WRITTEN INSTRUCTION: What follows is a set of entries. Give them again exactly, without the pictures.

[Records about charts and figures]
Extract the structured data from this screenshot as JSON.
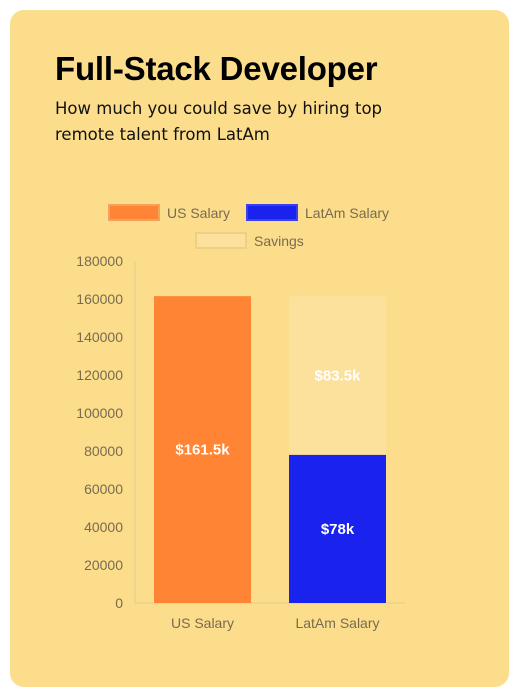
{
  "card": {
    "title": "Full-Stack Developer",
    "subtitle": "How much you could save by hiring top remote talent from LatAm"
  },
  "colors": {
    "background": "#fbdd8c",
    "us_salary": "#ff8433",
    "latam_salary": "#1a22ee",
    "savings": "#fbe19c",
    "savings_border": "#f0cf85",
    "axis_text": "#7a6b4f"
  },
  "chart_data": {
    "type": "bar",
    "stacked": true,
    "categories": [
      "US Salary",
      "LatAm Salary"
    ],
    "series": [
      {
        "name": "US Salary",
        "values": [
          161500,
          0
        ],
        "labels": [
          "$161.5k",
          ""
        ]
      },
      {
        "name": "LatAm Salary",
        "values": [
          0,
          78000
        ],
        "labels": [
          "",
          "$78k"
        ]
      },
      {
        "name": "Savings",
        "values": [
          0,
          83500
        ],
        "labels": [
          "",
          "$83.5k"
        ]
      }
    ],
    "ylim": [
      0,
      180000
    ],
    "yticks": [
      "0",
      "20000",
      "40000",
      "60000",
      "80000",
      "100000",
      "120000",
      "140000",
      "160000",
      "180000"
    ],
    "grid": false,
    "legend_position": "top"
  }
}
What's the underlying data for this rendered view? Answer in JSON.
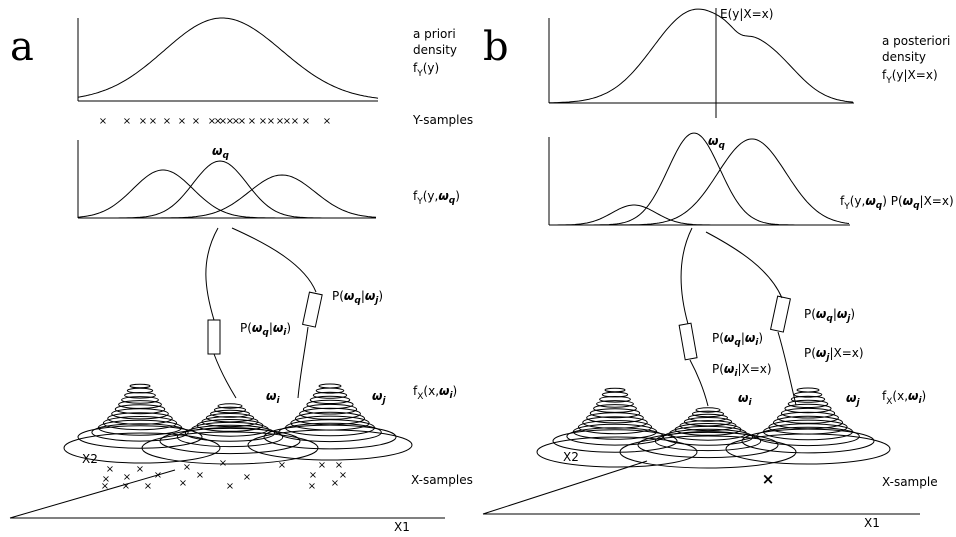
{
  "panel_a": {
    "letter": "a",
    "prior_label": [
      "a priori",
      "density"
    ],
    "prior_fn": {
      "f": "f",
      "sub": "Y",
      "rest": "(y)"
    },
    "y_samples_label": "Y-samples",
    "mix_label": {
      "f": "f",
      "sub": "Y",
      "args": "(y,",
      "omega": "ω",
      "osub": "q",
      "close": ")"
    },
    "omega_q": {
      "omega": "ω",
      "sub": "q"
    },
    "p_qi": {
      "pre": "P(",
      "omega1": "ω",
      "sub1": "q",
      "bar": "|",
      "omega2": "ω",
      "sub2": "i",
      "close": ")"
    },
    "p_qj": {
      "pre": "P(",
      "omega1": "ω",
      "sub1": "q",
      "bar": "|",
      "omega2": "ω",
      "sub2": "j",
      "close": ")"
    },
    "fx_label": {
      "f": "f",
      "sub": "X",
      "args": "(x,",
      "omega": "ω",
      "osub": "i",
      "close": ")"
    },
    "omega_i": {
      "omega": "ω",
      "sub": "i"
    },
    "omega_j": {
      "omega": "ω",
      "sub": "j"
    },
    "x2": "X2",
    "x1": "X1",
    "x_samples_label": "X-samples",
    "sample_marker": "×"
  },
  "panel_b": {
    "letter": "b",
    "expectation_label": "E(y|X=x)",
    "posterior_label": [
      "a posteriori",
      "density"
    ],
    "posterior_fn": {
      "f": "f",
      "sub": "Y",
      "rest": "(y|X=x)"
    },
    "mix_label": {
      "f": "f",
      "sub": "Y",
      "args": "(y,",
      "omega": "ω",
      "osub": "q",
      "mid": ") P(",
      "omega2": "ω",
      "osub2": "q",
      "close": "|X=x)"
    },
    "omega_q": {
      "omega": "ω",
      "sub": "q"
    },
    "p_qi": {
      "pre": "P(",
      "omega1": "ω",
      "sub1": "q",
      "bar": "|",
      "omega2": "ω",
      "sub2": "i",
      "close": ")"
    },
    "p_qj": {
      "pre": "P(",
      "omega1": "ω",
      "sub1": "q",
      "bar": "|",
      "omega2": "ω",
      "sub2": "j",
      "close": ")"
    },
    "p_i_x": {
      "pre": "P(",
      "omega": "ω",
      "sub": "i",
      "close": "|X=x)"
    },
    "p_j_x": {
      "pre": "P(",
      "omega": "ω",
      "sub": "j",
      "close": "|X=x)"
    },
    "fx_label": {
      "f": "f",
      "sub": "X",
      "args": "(x,",
      "omega": "ω",
      "osub": "i",
      "close": ")"
    },
    "omega_i": {
      "omega": "ω",
      "sub": "i"
    },
    "omega_j": {
      "omega": "ω",
      "sub": "j"
    },
    "x2": "X2",
    "x1": "X1",
    "x_sample_label": "X-sample",
    "sample_marker": "×"
  }
}
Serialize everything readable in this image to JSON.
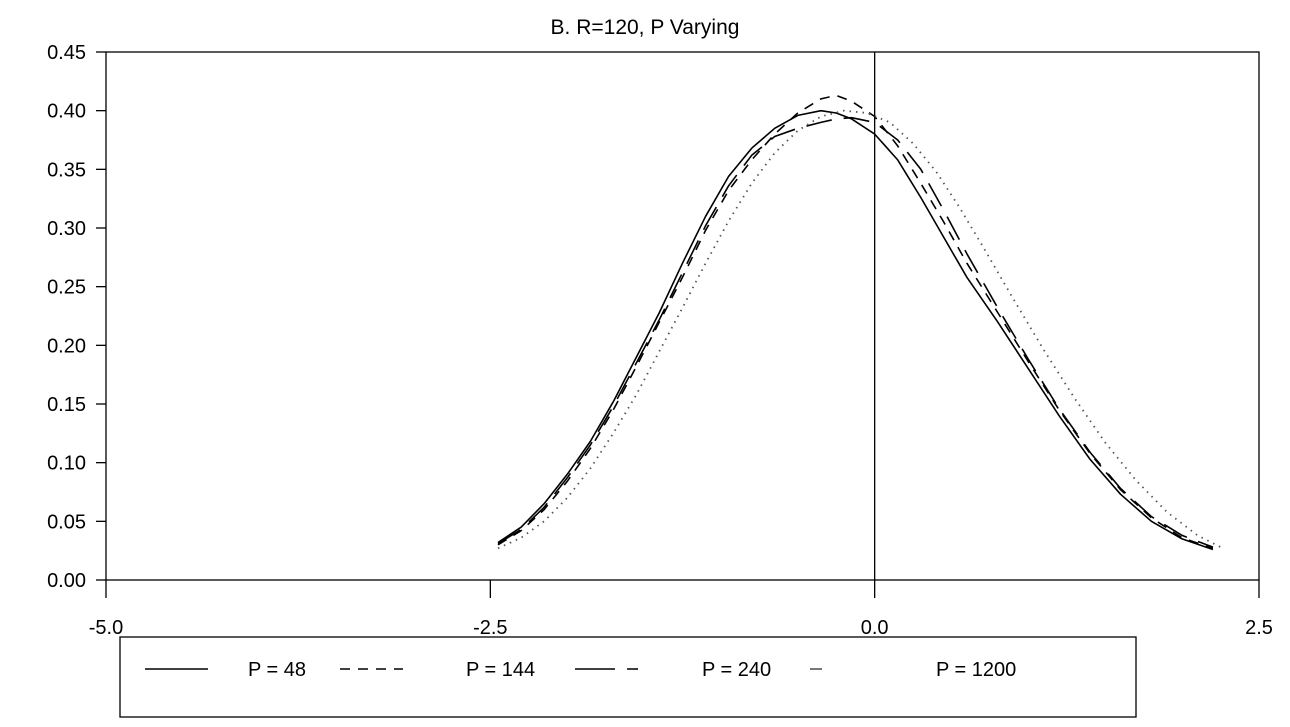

SOLUTION FOR THIS PROBLEM:
Extract the structured data from this screenshot as JSON.
{
  "card": {
    "title": "Full-Stack Developer",
    "subtitle": "How much you could save by hiring top remote talent from LatAm"
  },
  "colors": {
    "background": "#fbdd8c",
    "us_salary": "#ff8433",
    "latam_salary": "#1a22ee",
    "savings": "#fbe19c",
    "savings_border": "#f0cf85",
    "axis_text": "#7a6b4f"
  },
  "chart_data": {
    "type": "bar",
    "stacked": true,
    "categories": [
      "US Salary",
      "LatAm Salary"
    ],
    "series": [
      {
        "name": "US Salary",
        "values": [
          161500,
          0
        ],
        "labels": [
          "$161.5k",
          ""
        ]
      },
      {
        "name": "LatAm Salary",
        "values": [
          0,
          78000
        ],
        "labels": [
          "",
          "$78k"
        ]
      },
      {
        "name": "Savings",
        "values": [
          0,
          83500
        ],
        "labels": [
          "",
          "$83.5k"
        ]
      }
    ],
    "ylim": [
      0,
      180000
    ],
    "yticks": [
      "0",
      "20000",
      "40000",
      "60000",
      "80000",
      "100000",
      "120000",
      "140000",
      "160000",
      "180000"
    ],
    "grid": false,
    "legend_position": "top"
  }
}
What's the underlying data for this rendered view? Answer in JSON.
{
  "panel_a": {
    "letter": "a",
    "prior_label": [
      "a priori",
      "density"
    ],
    "prior_fn": {
      "f": "f",
      "sub": "Y",
      "rest": "(y)"
    },
    "y_samples_label": "Y-samples",
    "mix_label": {
      "f": "f",
      "sub": "Y",
      "args": "(y,",
      "omega": "ω",
      "osub": "q",
      "close": ")"
    },
    "omega_q": {
      "omega": "ω",
      "sub": "q"
    },
    "p_qi": {
      "pre": "P(",
      "omega1": "ω",
      "sub1": "q",
      "bar": "|",
      "omega2": "ω",
      "sub2": "i",
      "close": ")"
    },
    "p_qj": {
      "pre": "P(",
      "omega1": "ω",
      "sub1": "q",
      "bar": "|",
      "omega2": "ω",
      "sub2": "j",
      "close": ")"
    },
    "fx_label": {
      "f": "f",
      "sub": "X",
      "args": "(x,",
      "omega": "ω",
      "osub": "i",
      "close": ")"
    },
    "omega_i": {
      "omega": "ω",
      "sub": "i"
    },
    "omega_j": {
      "omega": "ω",
      "sub": "j"
    },
    "x2": "X2",
    "x1": "X1",
    "x_samples_label": "X-samples",
    "sample_marker": "×"
  },
  "panel_b": {
    "letter": "b",
    "expectation_label": "E(y|X=x)",
    "posterior_label": [
      "a posteriori",
      "density"
    ],
    "posterior_fn": {
      "f": "f",
      "sub": "Y",
      "rest": "(y|X=x)"
    },
    "mix_label": {
      "f": "f",
      "sub": "Y",
      "args": "(y,",
      "omega": "ω",
      "osub": "q",
      "mid": ") P(",
      "omega2": "ω",
      "osub2": "q",
      "close": "|X=x)"
    },
    "omega_q": {
      "omega": "ω",
      "sub": "q"
    },
    "p_qi": {
      "pre": "P(",
      "omega1": "ω",
      "sub1": "q",
      "bar": "|",
      "omega2": "ω",
      "sub2": "i",
      "close": ")"
    },
    "p_qj": {
      "pre": "P(",
      "omega1": "ω",
      "sub1": "q",
      "bar": "|",
      "omega2": "ω",
      "sub2": "j",
      "close": ")"
    },
    "p_i_x": {
      "pre": "P(",
      "omega": "ω",
      "sub": "i",
      "close": "|X=x)"
    },
    "p_j_x": {
      "pre": "P(",
      "omega": "ω",
      "sub": "j",
      "close": "|X=x)"
    },
    "fx_label": {
      "f": "f",
      "sub": "X",
      "args": "(x,",
      "omega": "ω",
      "osub": "i",
      "close": ")"
    },
    "omega_i": {
      "omega": "ω",
      "sub": "i"
    },
    "omega_j": {
      "omega": "ω",
      "sub": "j"
    },
    "x2": "X2",
    "x1": "X1",
    "x_sample_label": "X-sample",
    "sample_marker": "×"
  }
}
Serialize everything readable in this image to JSON.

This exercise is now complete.